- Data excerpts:
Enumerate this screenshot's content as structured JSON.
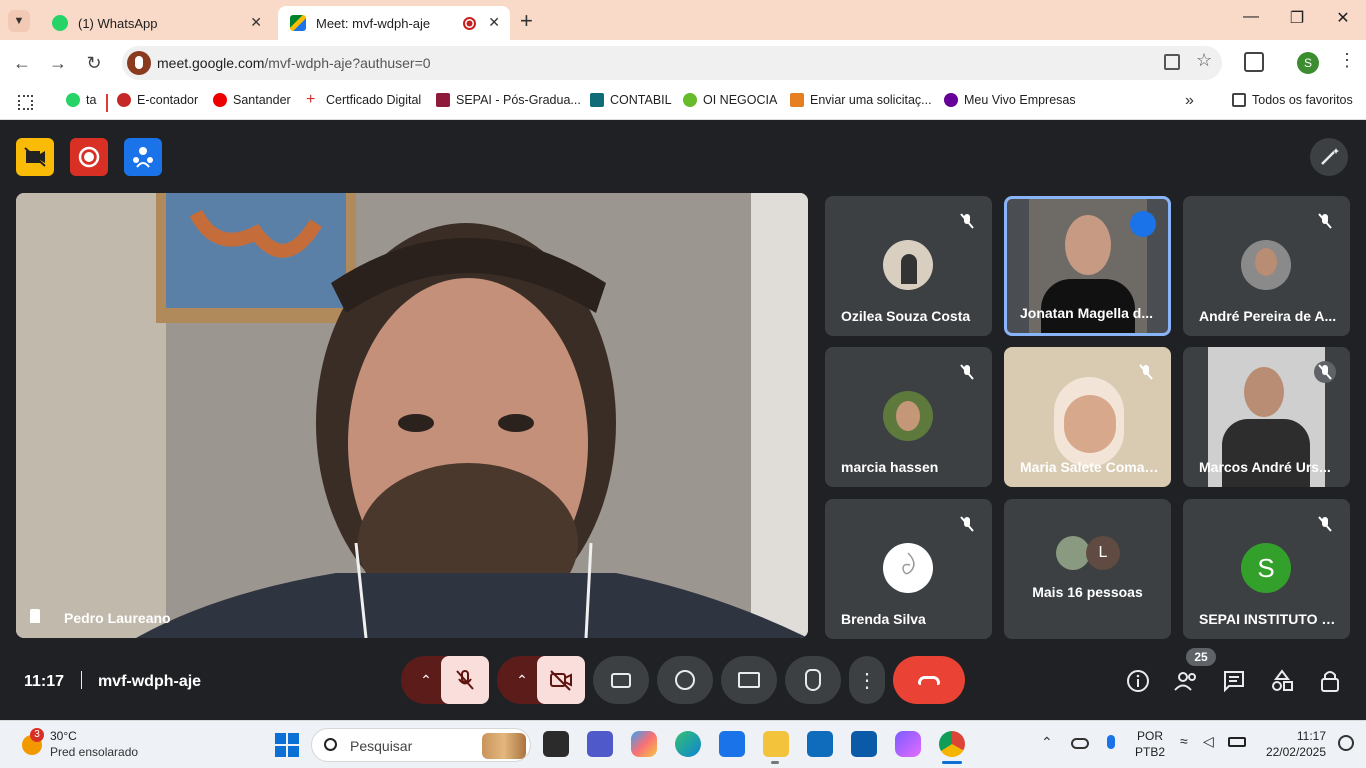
{
  "browser": {
    "tabs": [
      {
        "title": "(1) WhatsApp",
        "active": false
      },
      {
        "title": "Meet: mvf-wdph-aje",
        "active": true
      }
    ],
    "url_host": "meet.google.com",
    "url_path": "/mvf-wdph-aje?authuser=0",
    "profile_initial": "S",
    "bookmarks": [
      "ta",
      "E-contador",
      "Santander",
      "Certficado Digital",
      "SEPAI - Pós-Gradua...",
      "CONTABIL",
      "OI NEGOCIA",
      "Enviar uma solicitaç...",
      "Meu Vivo Empresas"
    ],
    "all_bookmarks_label": "Todos os favoritos"
  },
  "meet": {
    "main_speaker": "Pedro Laureano",
    "participants": [
      {
        "name": "Ozilea Souza Costa",
        "muted": true
      },
      {
        "name": "Jonatan Magella d...",
        "muted": false,
        "speaking": true
      },
      {
        "name": "André Pereira de A...",
        "muted": true
      },
      {
        "name": "marcia hassen",
        "muted": true
      },
      {
        "name": "Maria Salete Comar...",
        "muted": true
      },
      {
        "name": "Marcos André Urs...",
        "muted": true
      },
      {
        "name": "Brenda Silva",
        "muted": true
      },
      {
        "name": "Mais 16 pessoas",
        "extra_avatar_letter": "L"
      },
      {
        "name": "SEPAI INSTITUTO S...",
        "muted": true,
        "avatar_letter": "S"
      }
    ],
    "time": "11:17",
    "meeting_code": "mvf-wdph-aje",
    "participant_count": "25",
    "colors": {
      "end_call": "#ea4335",
      "accent_blue": "#8ab4f8",
      "muted_red": "#f9dedc"
    }
  },
  "taskbar": {
    "weather_badge": "3",
    "temperature": "30°C",
    "weather_text": "Pred ensolarado",
    "search_placeholder": "Pesquisar",
    "lang_top": "POR",
    "lang_bottom": "PTB2",
    "clock_time": "11:17",
    "clock_date": "22/02/2025"
  }
}
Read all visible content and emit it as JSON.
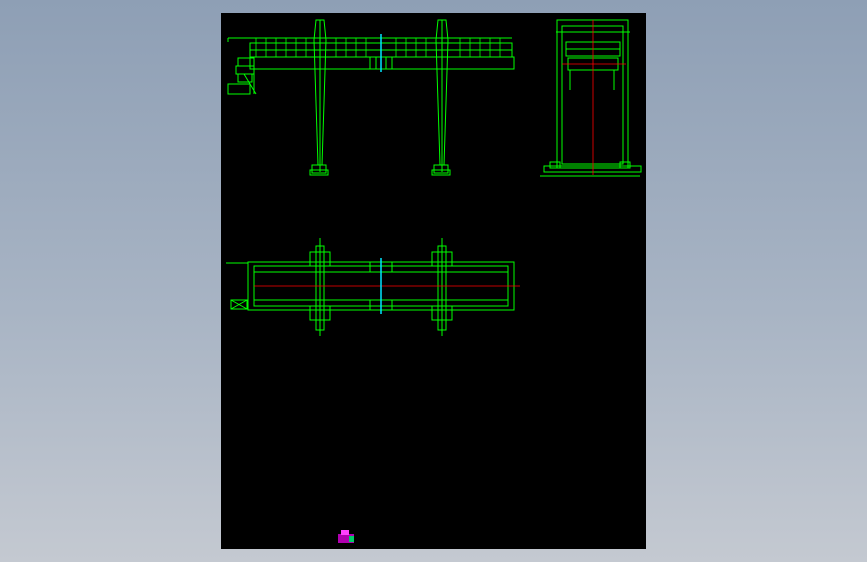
{
  "viewer": {
    "background_top": "#8e9fb5",
    "background_bottom": "#c4c9d1",
    "sheet_background": "#000000"
  },
  "drawing": {
    "line_color": "#00ff00",
    "centerline_color": "#ff0000",
    "axis_color": "#00e5ff",
    "views": [
      "front-elevation",
      "side-elevation",
      "plan-view"
    ],
    "icon": "magenta-cad-marker-icon"
  }
}
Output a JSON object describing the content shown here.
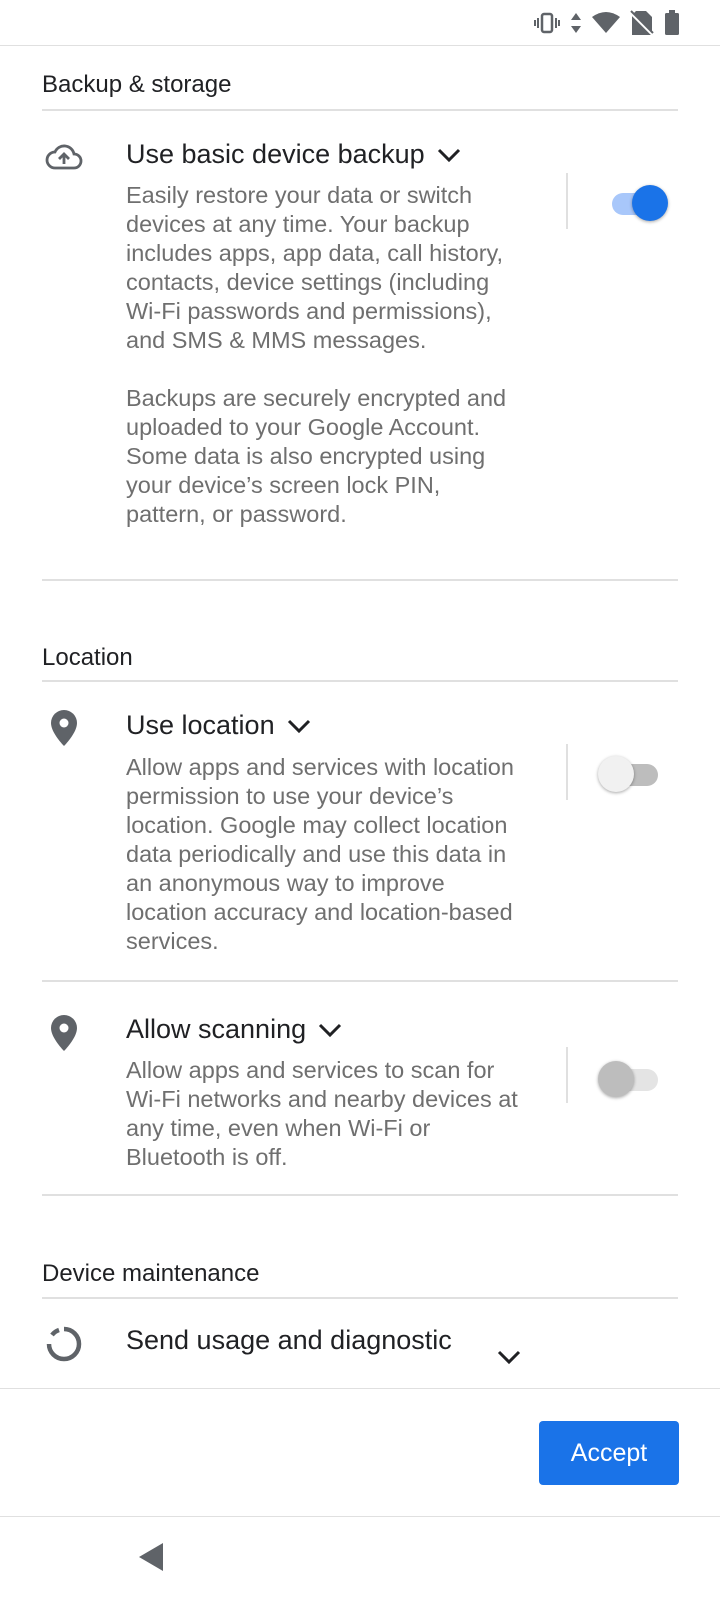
{
  "status_bar": {
    "icons": [
      "vibrate-icon",
      "data-arrows-icon",
      "wifi-icon",
      "no-sim-icon",
      "battery-icon"
    ]
  },
  "sections": {
    "backup": {
      "title": "Backup & storage"
    },
    "location": {
      "title": "Location"
    },
    "maintenance": {
      "title": "Device maintenance"
    }
  },
  "items": {
    "backup": {
      "icon": "cloud-upload-icon",
      "title": "Use basic device backup",
      "description": "Easily restore your data or switch devices at any time. Your backup includes apps, app data, call history, contacts, device settings (including Wi-Fi passwords and permissions), and SMS & MMS messages.\n\nBackups are securely encrypted and uploaded to your Google Account. Some data is also encrypted using your device’s screen lock PIN, pattern, or password.",
      "enabled": true
    },
    "use_location": {
      "icon": "location-pin-icon",
      "title": "Use location",
      "description": "Allow apps and services with location permission to use your device’s location. Google may collect location data periodically and use this data in an anonymous way to improve location accuracy and location-based services.",
      "enabled": false
    },
    "scanning": {
      "icon": "location-pin-icon",
      "title": "Allow scanning",
      "description": "Allow apps and services to scan for Wi-Fi networks and nearby devices at any time, even when Wi-Fi or Bluetooth is off.",
      "enabled": false
    },
    "diagnostics": {
      "icon": "diagnostics-ring-icon",
      "title": "Send usage and diagnostic"
    }
  },
  "footer": {
    "accept_label": "Accept"
  },
  "colors": {
    "accent": "#1a73e8",
    "text_primary": "#202124",
    "text_secondary": "#6f6f6f",
    "divider": "#e0e0e0"
  }
}
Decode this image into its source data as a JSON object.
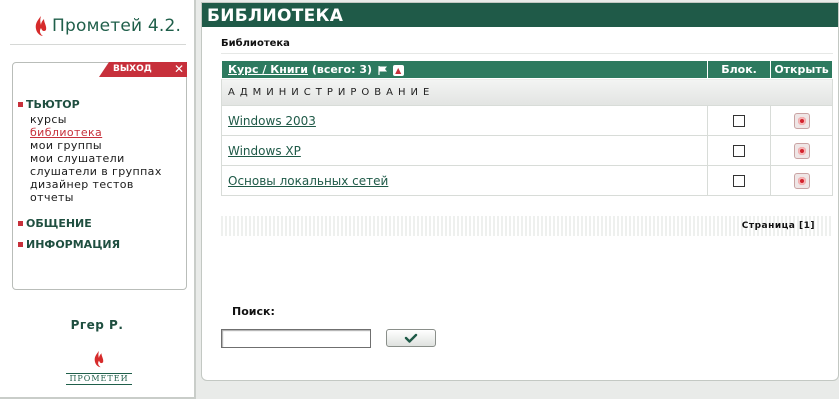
{
  "sidebar": {
    "logo_text": "Прометей 4.2.",
    "exit_label": "ВЫХОД",
    "sections": [
      {
        "label": "ТЬЮТОР"
      },
      {
        "label": "ОБЩЕНИЕ"
      },
      {
        "label": "ИНФОРМАЦИЯ"
      }
    ],
    "tutor_items": [
      "курсы",
      "библиотека",
      "мои группы",
      "мои слушатели",
      "слушатели в группах",
      "дизайнер тестов",
      "отчеты"
    ],
    "active_item": "библиотека",
    "user_name": "Ргер Р.",
    "bottom_logo_text": "ПРОМЕТЕЙ"
  },
  "main": {
    "title": "БИБЛИОТЕКА",
    "breadcrumb": "Библиотека",
    "table": {
      "col_course_link": "Курс / Книги",
      "col_course_count": " (всего: 3)",
      "col_block": "Блок.",
      "col_open": "Открыть",
      "group": "АДМИНИСТРИРОВАНИЕ",
      "rows": [
        {
          "name": "Windows 2003",
          "blocked": false
        },
        {
          "name": "Windows XP",
          "blocked": false
        },
        {
          "name": "Основы локальных сетей",
          "blocked": false
        }
      ]
    },
    "pager": "Страница [1]",
    "search": {
      "label": "Поиск:",
      "value": ""
    }
  },
  "colors": {
    "header_green": "#1f5a48",
    "table_head_green": "#2d7a5f",
    "accent_red": "#c7303b"
  },
  "icons": {
    "sort": "flag-sort-icon",
    "up": "arrow-up-icon",
    "open": "open-record-icon",
    "submit": "checkmark-icon",
    "close": "close-icon"
  }
}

- Goal of the exercise: In the entries above, identify every line with the word "services". Copy those lines.

- Solved exercise:
      "description": "Allow apps and services with location permission to use your device’s location. Google may collect location data periodically and use this data in an anonymous way to improve location accuracy and location-based services.",
      "description": "Allow apps and services to scan for Wi-Fi networks and nearby devices at any time, even when Wi-Fi or Bluetooth is off.",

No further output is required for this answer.